Instructions for the task: Of the lines in the listing below, how many hold "text"? Answer with the number only.

══ Data for this exercise

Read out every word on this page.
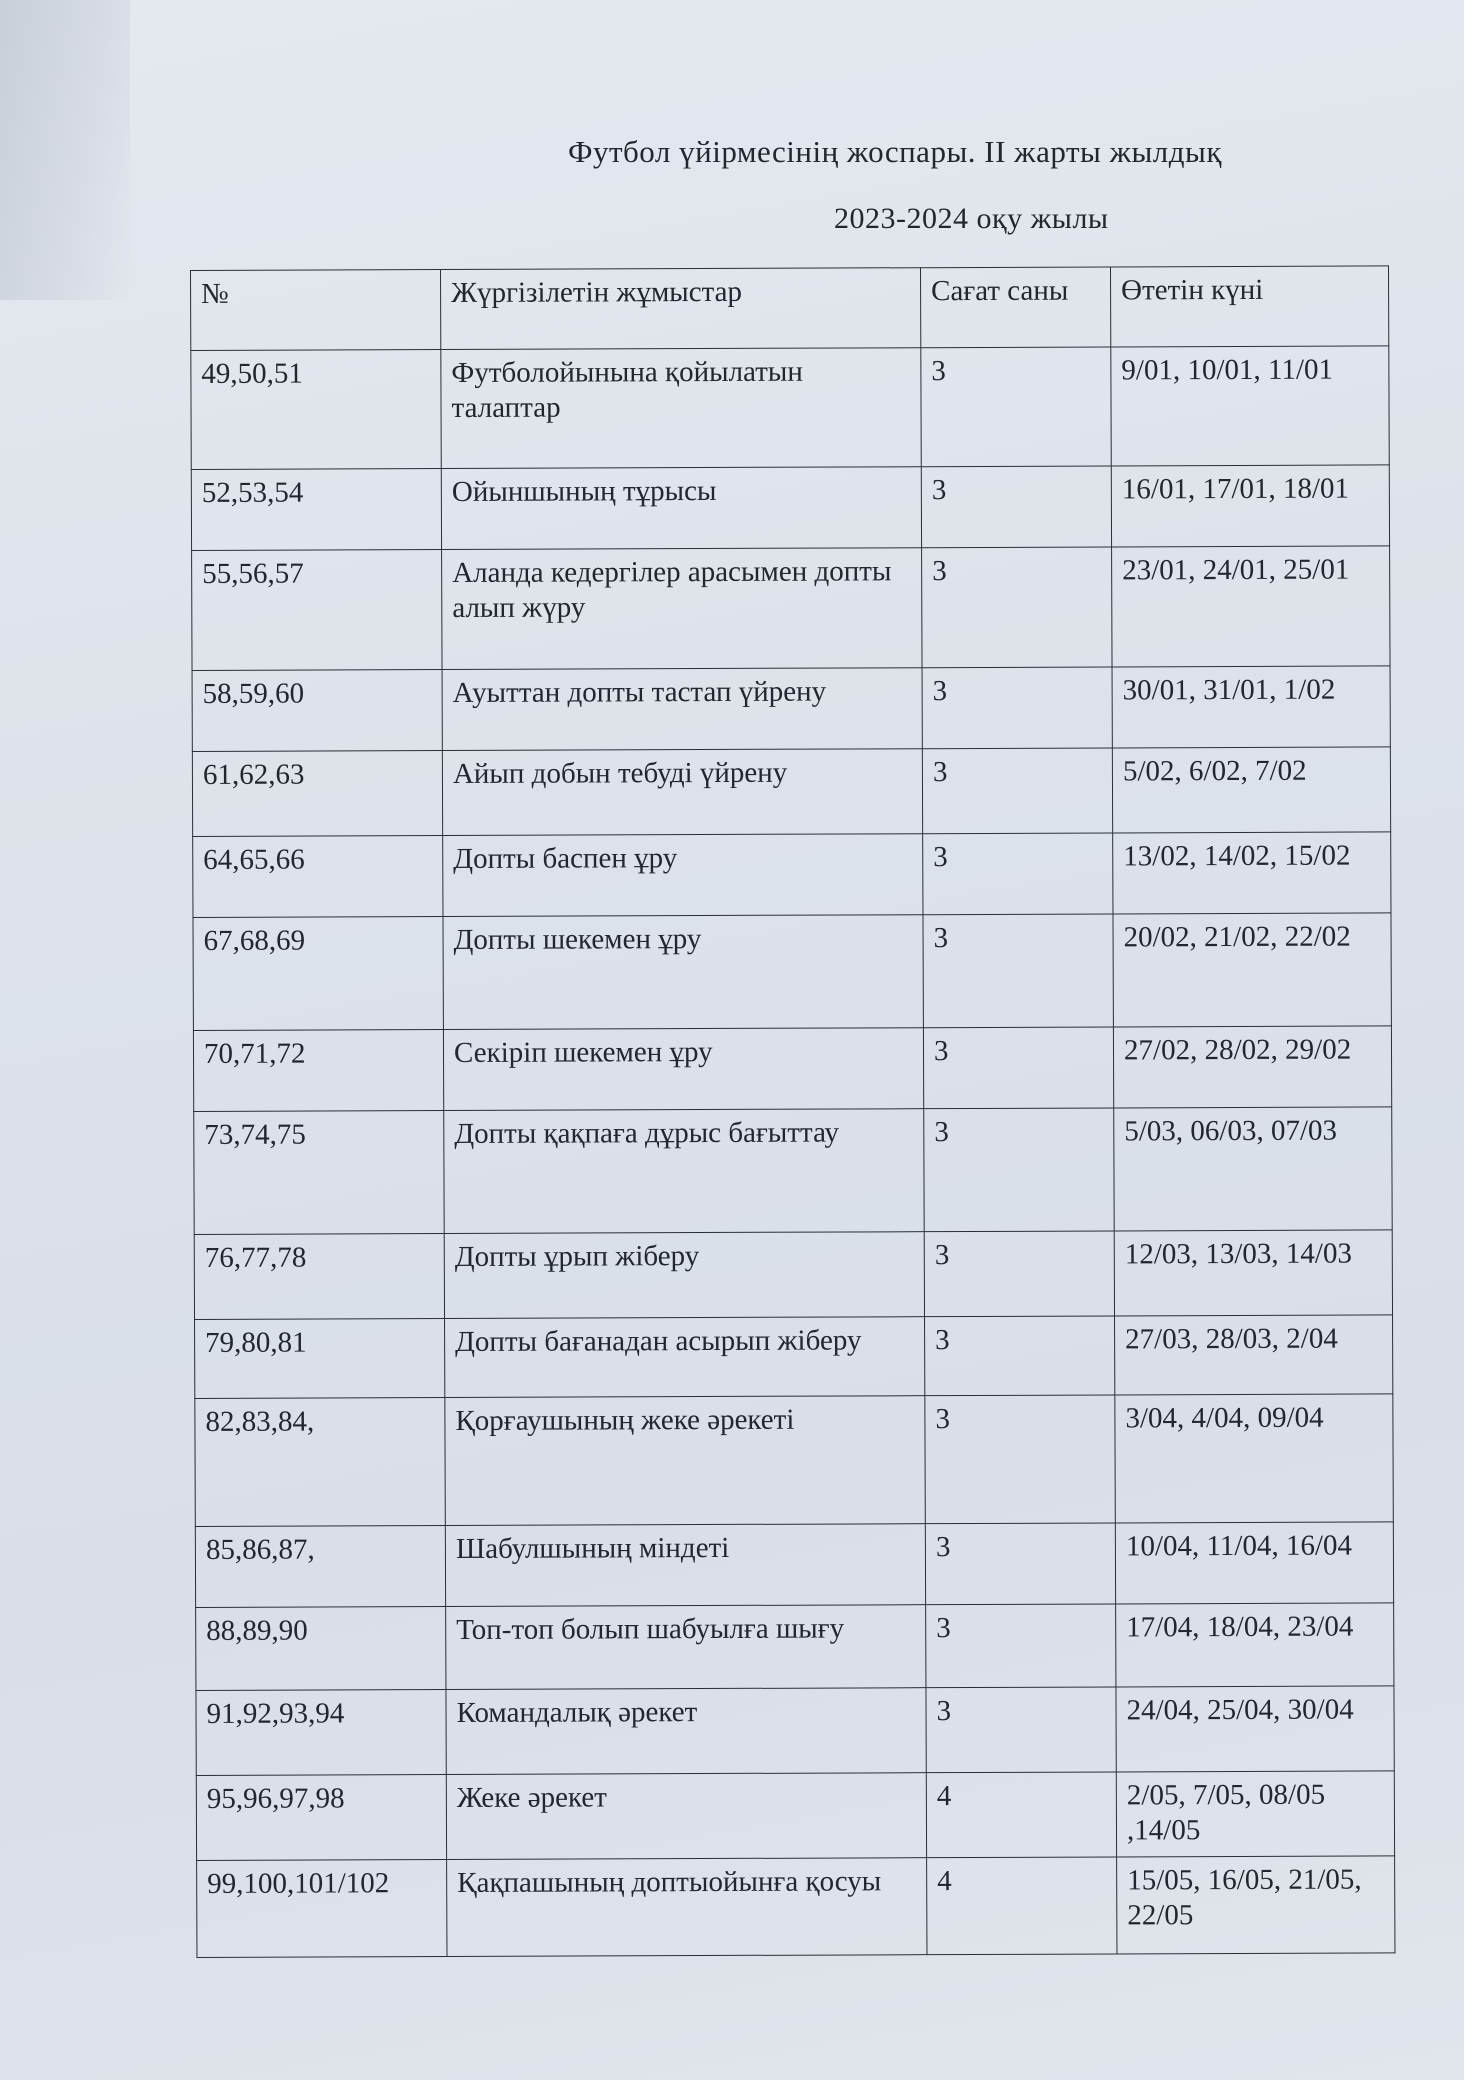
Футбол үйірмесінің жоспары. II жарты жылдық
2023-2024 оқу жылы
№	Жүргізілетін жұмыстар	Сағат саны	Өтетін күні
49,50,51	Футболойынына қойылатын талаптар	3	9/01, 10/01, 11/01
52,53,54	Ойыншының тұрысы	3	16/01, 17/01, 18/01
55,56,57	Аланда кедергілер арасымен допты алып жүру	3	23/01, 24/01, 25/01
58,59,60	Ауыттан допты тастап үйрену	3	30/01, 31/01, 1/02
61,62,63	Айып добын тебуді үйрену	3	5/02, 6/02, 7/02
64,65,66	Допты баспен ұру	3	13/02, 14/02, 15/02
67,68,69	Допты шекемен ұру	3	20/02, 21/02, 22/02
70,71,72	Секіріп шекемен ұру	3	27/02, 28/02, 29/02
73,74,75	Допты қақпаға дұрыс бағыттау	3	5/03, 06/03, 07/03
76,77,78	Допты ұрып жіберу	3	12/03, 13/03, 14/03
79,80,81	Допты бағанадан асырып жіберу	3	27/03, 28/03, 2/04
82,83,84,	Қорғаушының жеке әрекеті	3	3/04, 4/04, 09/04
85,86,87,	Шабулшының міндеті	3	10/04, 11/04, 16/04
88,89,90	Топ-топ болып шабуылға шығу	3	17/04, 18/04, 23/04
91,92,93,94	Командалық әрекет	3	24/04, 25/04, 30/04
95,96,97,98	Жеке әрекет	4	2/05, 7/05, 08/05 ,14/05
99,100,101/102	Қақпашының доптыойынға қосуы	4	15/05, 16/05, 21/05, 22/05
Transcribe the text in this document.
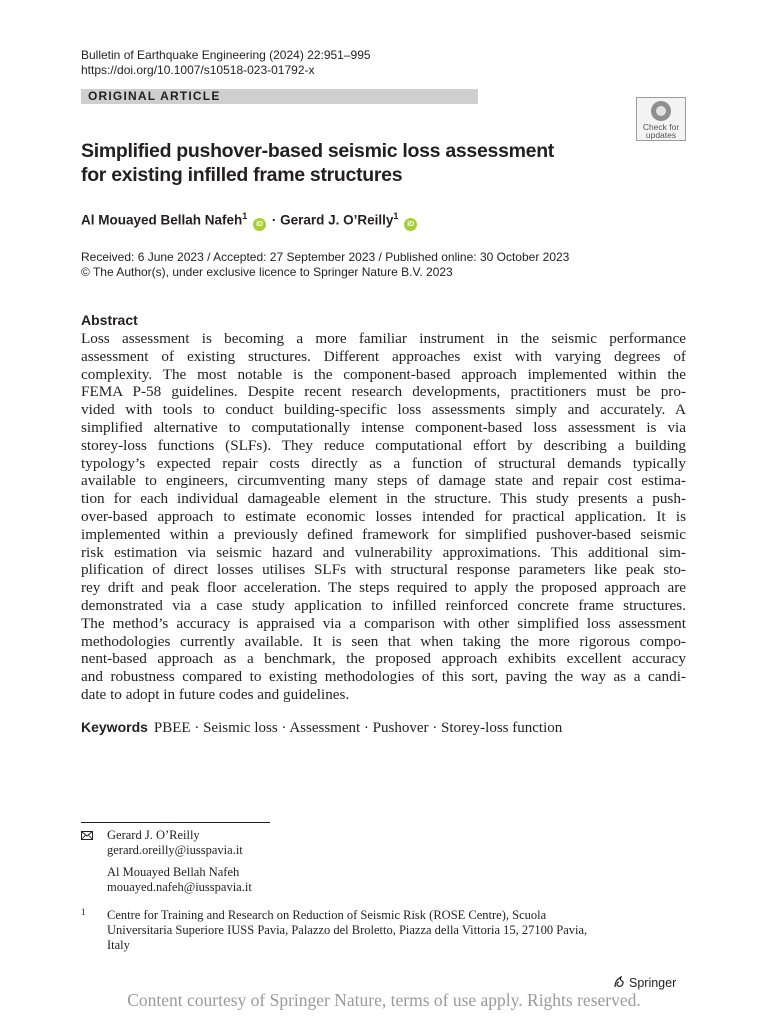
Bulletin of Earthquake Engineering (2024) 22:951–995
https://doi.org/10.1007/s10518-023-01792-x
ORIGINAL ARTICLE
Check for
updates
Simplified pushover-based seismic loss assessment
for existing infilled frame structures
Al Mouayed Bellah Nafeh$^1$ iD · Gerard J. O’Reilly$^1$ iD
Received: 6 June 2023 / Accepted: 27 September 2023 / Published online: 30 October 2023
© The Author(s), under exclusive licence to Springer Nature B.V. 2023
Abstract
Loss assessment is becoming a more familiar instrument in the seismic performance
assessment of existing structures. Different approaches exist with varying degrees of
complexity. The most notable is the component-based approach implemented within the
FEMA P-58 guidelines. Despite recent research developments, practitioners must be pro-
vided with tools to conduct building-specific loss assessments simply and accurately. A
simplified alternative to computationally intense component-based loss assessment is via
storey-loss functions (SLFs). They reduce computational effort by describing a building
typology’s expected repair costs directly as a function of structural demands typically
available to engineers, circumventing many steps of damage state and repair cost estima-
tion for each individual damageable element in the structure. This study presents a push-
over-based approach to estimate economic losses intended for practical application. It is
implemented within a previously defined framework for simplified pushover-based seismic
risk estimation via seismic hazard and vulnerability approximations. This additional sim-
plification of direct losses utilises SLFs with structural response parameters like peak sto-
rey drift and peak floor acceleration. The steps required to apply the proposed approach are
demonstrated via a case study application to infilled reinforced concrete frame structures.
The method’s accuracy is appraised via a comparison with other simplified loss assessment
methodologies currently available. It is seen that when taking the more rigorous compo-
nent-based approach as a benchmark, the proposed approach exhibits excellent accuracy
and robustness compared to existing methodologies of this sort, paving the way as a candi-
date to adopt in future codes and guidelines.
Keywords PBEE · Seismic loss · Assessment · Pushover · Storey-loss function
Gerard J. O’Reilly
gerard.oreilly@iusspavia.it
Al Mouayed Bellah Nafeh
mouayed.nafeh@iusspavia.it
1 Centre for Training and Research on Reduction of Seismic Risk (ROSE Centre), Scuola
Universitaria Superiore IUSS Pavia, Palazzo del Broletto, Piazza della Vittoria 15, 27100 Pavia,
Italy
Springer
Content courtesy of Springer Nature, terms of use apply. Rights reserved.
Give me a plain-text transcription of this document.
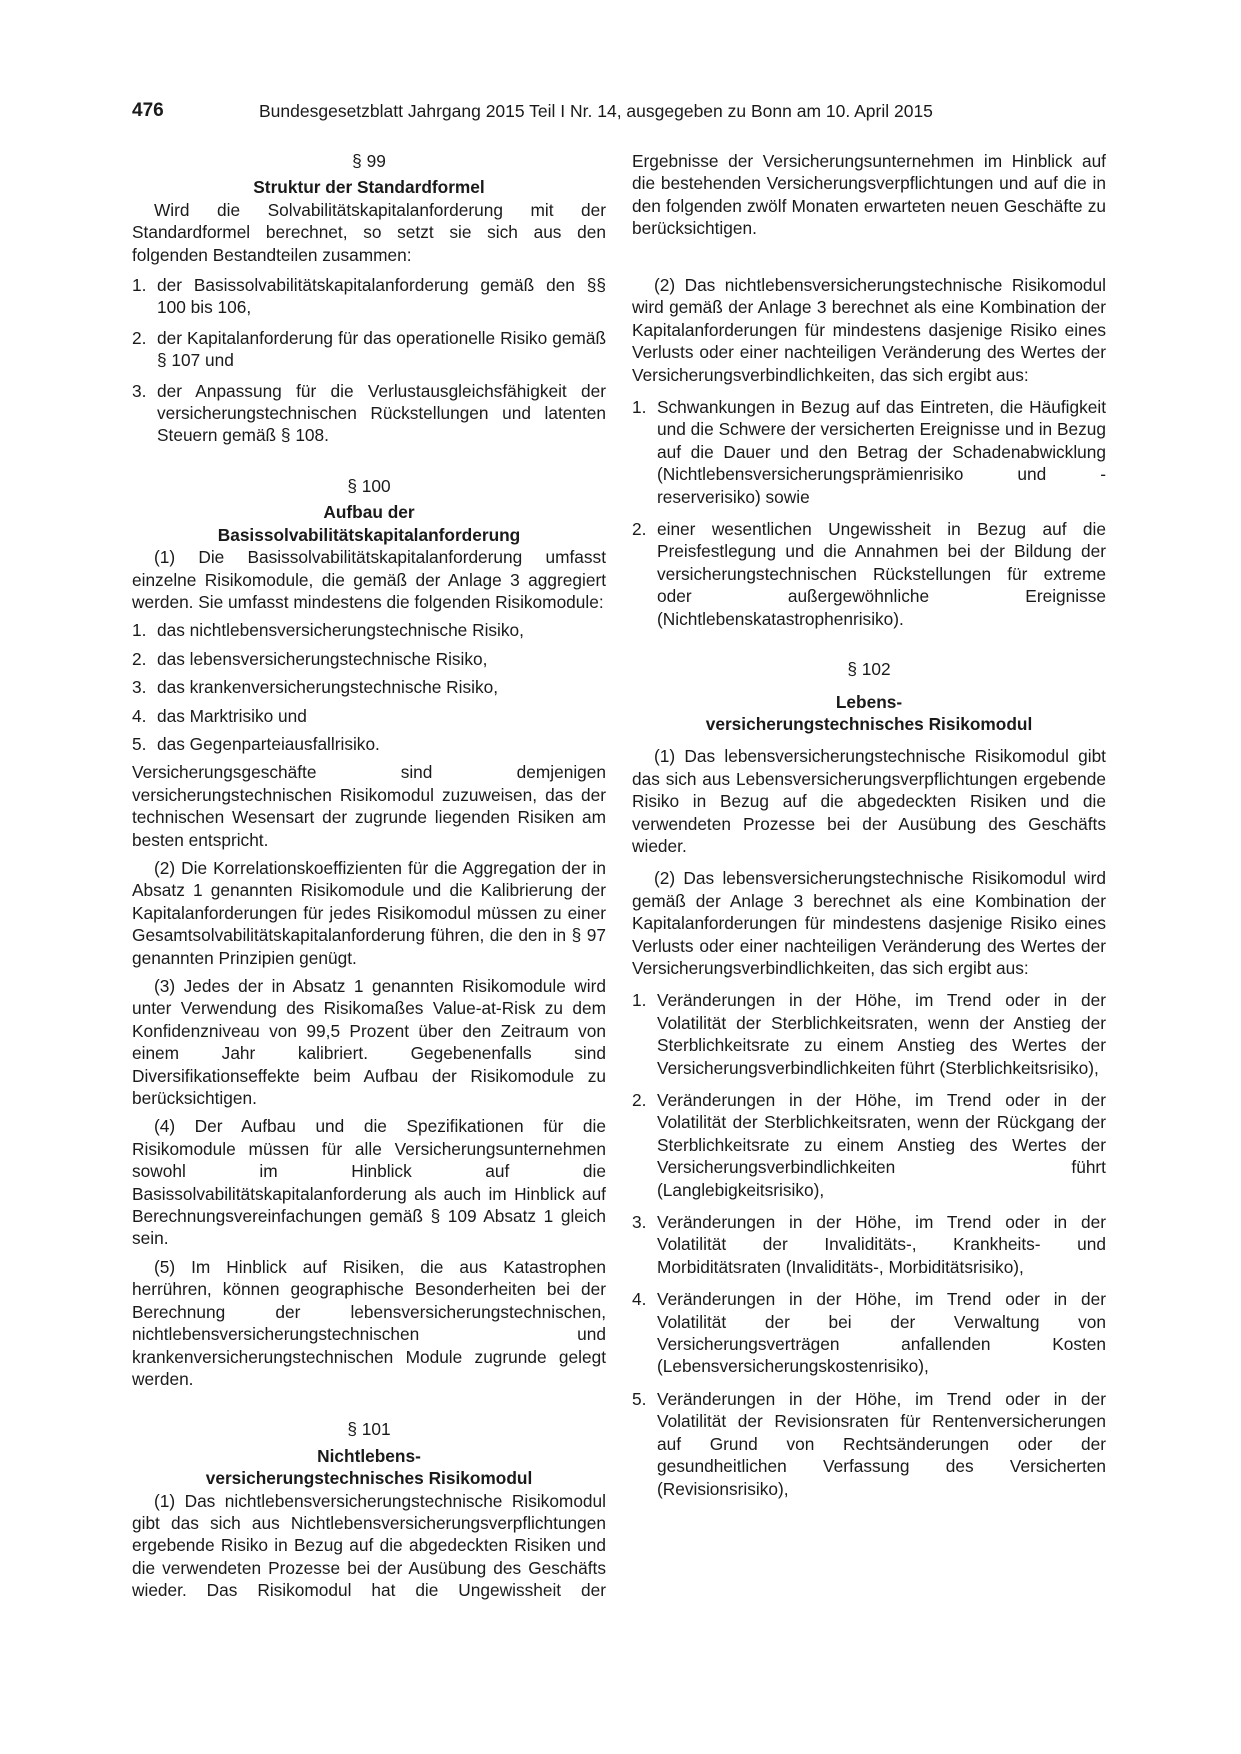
476	Bundesgesetzblatt Jahrgang 2015 Teil I Nr. 14, ausgegeben zu Bonn am 10. April 2015

§ 99

Struktur der Standardformel

Wird die Solvabilitätskapitalanforderung mit der Standardformel berechnet, so setzt sie sich aus den folgenden Bestandteilen zusammen:

1. der Basissolvabilitätskapitalanforderung gemäß den §§ 100 bis 106,
2. der Kapitalanforderung für das operationelle Risiko gemäß § 107 und
3. der Anpassung für die Verlustausgleichsfähigkeit der versicherungstechnischen Rückstellungen und latenten Steuern gemäß § 108.

§ 100

Aufbau der
Basissolvabilitätskapitalanforderung

(1) Die Basissolvabilitätskapitalanforderung umfasst einzelne Risikomodule, die gemäß der Anlage 3 aggregiert werden. Sie umfasst mindestens die folgenden Risikomodule:

1. das nichtlebensversicherungstechnische Risiko,
2. das lebensversicherungstechnische Risiko,
3. das krankenversicherungstechnische Risiko,
4. das Marktrisiko und
5. das Gegenparteiausfallrisiko.

Versicherungsgeschäfte sind demjenigen versicherungstechnischen Risikomodul zuzuweisen, das der technischen Wesensart der zugrunde liegenden Risiken am besten entspricht.

(2) Die Korrelationskoeffizienten für die Aggregation der in Absatz 1 genannten Risikomodule und die Kalibrierung der Kapitalanforderungen für jedes Risikomodul müssen zu einer Gesamtsolvabilitätskapitalanforderung führen, die den in § 97 genannten Prinzipien genügt.

(3) Jedes der in Absatz 1 genannten Risikomodule wird unter Verwendung des Risikomaßes Value-at-Risk zu dem Konfidenzniveau von 99,5 Prozent über den Zeitraum von einem Jahr kalibriert. Gegebenenfalls sind Diversifikationseffekte beim Aufbau der Risikomodule zu berücksichtigen.

(4) Der Aufbau und die Spezifikationen für die Risikomodule müssen für alle Versicherungsunternehmen sowohl im Hinblick auf die Basissolvabilitätskapitalanforderung als auch im Hinblick auf Berechnungsvereinfachungen gemäß § 109 Absatz 1 gleich sein.

(5) Im Hinblick auf Risiken, die aus Katastrophen herrühren, können geographische Besonderheiten bei der Berechnung der lebensversicherungstechnischen, nichtlebensversicherungstechnischen und krankenversicherungstechnischen Module zugrunde gelegt werden.

§ 101

Nichtlebens-
versicherungstechnisches Risikomodul

(1) Das nichtlebensversicherungstechnische Risikomodul gibt das sich aus Nichtlebensversicherungsverpflichtungen ergebende Risiko in Bezug auf die abgedeckten Risiken und die verwendeten Prozesse bei der Ausübung des Geschäfts wieder. Das Risikomodul hat die Ungewissheit der

Ergebnisse der Versicherungsunternehmen im Hinblick auf die bestehenden Versicherungsverpflichtungen und auf die in den folgenden zwölf Monaten erwarteten neuen Geschäfte zu berücksichtigen.

(2) Das nichtlebensversicherungstechnische Risikomodul wird gemäß der Anlage 3 berechnet als eine Kombination der Kapitalanforderungen für mindestens dasjenige Risiko eines Verlusts oder einer nachteiligen Veränderung des Wertes der Versicherungsverbindlichkeiten, das sich ergibt aus:

1. Schwankungen in Bezug auf das Eintreten, die Häufigkeit und die Schwere der versicherten Ereignisse und in Bezug auf die Dauer und den Betrag der Schadenabwicklung (Nichtlebensversicherungsprämienrisiko und -reserverisiko) sowie
2. einer wesentlichen Ungewissheit in Bezug auf die Preisfestlegung und die Annahmen bei der Bildung der versicherungstechnischen Rückstellungen für extreme oder außergewöhnliche Ereignisse (Nichtlebenskatastrophenrisiko).

§ 102

Lebens-
versicherungstechnisches Risikomodul

(1) Das lebensversicherungstechnische Risikomodul gibt das sich aus Lebensversicherungsverpflichtungen ergebende Risiko in Bezug auf die abgedeckten Risiken und die verwendeten Prozesse bei der Ausübung des Geschäfts wieder.

(2) Das lebensversicherungstechnische Risikomodul wird gemäß der Anlage 3 berechnet als eine Kombination der Kapitalanforderungen für mindestens dasjenige Risiko eines Verlusts oder einer nachteiligen Veränderung des Wertes der Versicherungsverbindlichkeiten, das sich ergibt aus:

1. Veränderungen in der Höhe, im Trend oder in der Volatilität der Sterblichkeitsraten, wenn der Anstieg der Sterblichkeitsrate zu einem Anstieg des Wertes der Versicherungsverbindlichkeiten führt (Sterblichkeitsrisiko),
2. Veränderungen in der Höhe, im Trend oder in der Volatilität der Sterblichkeitsraten, wenn der Rückgang der Sterblichkeitsrate zu einem Anstieg des Wertes der Versicherungsverbindlichkeiten führt (Langlebigkeitsrisiko),
3. Veränderungen in der Höhe, im Trend oder in der Volatilität der Invaliditäts-, Krankheits- und Morbiditätsraten (Invaliditäts-, Morbiditätsrisiko),
4. Veränderungen in der Höhe, im Trend oder in der Volatilität der bei der Verwaltung von Versicherungsverträgen anfallenden Kosten (Lebensversicherungskostenrisiko),
5. Veränderungen in der Höhe, im Trend oder in der Volatilität der Revisionsraten für Rentenversicherungen auf Grund von Rechtsänderungen oder der gesundheitlichen Verfassung des Versicherten (Revisionsrisiko),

════

Reply to the task: 2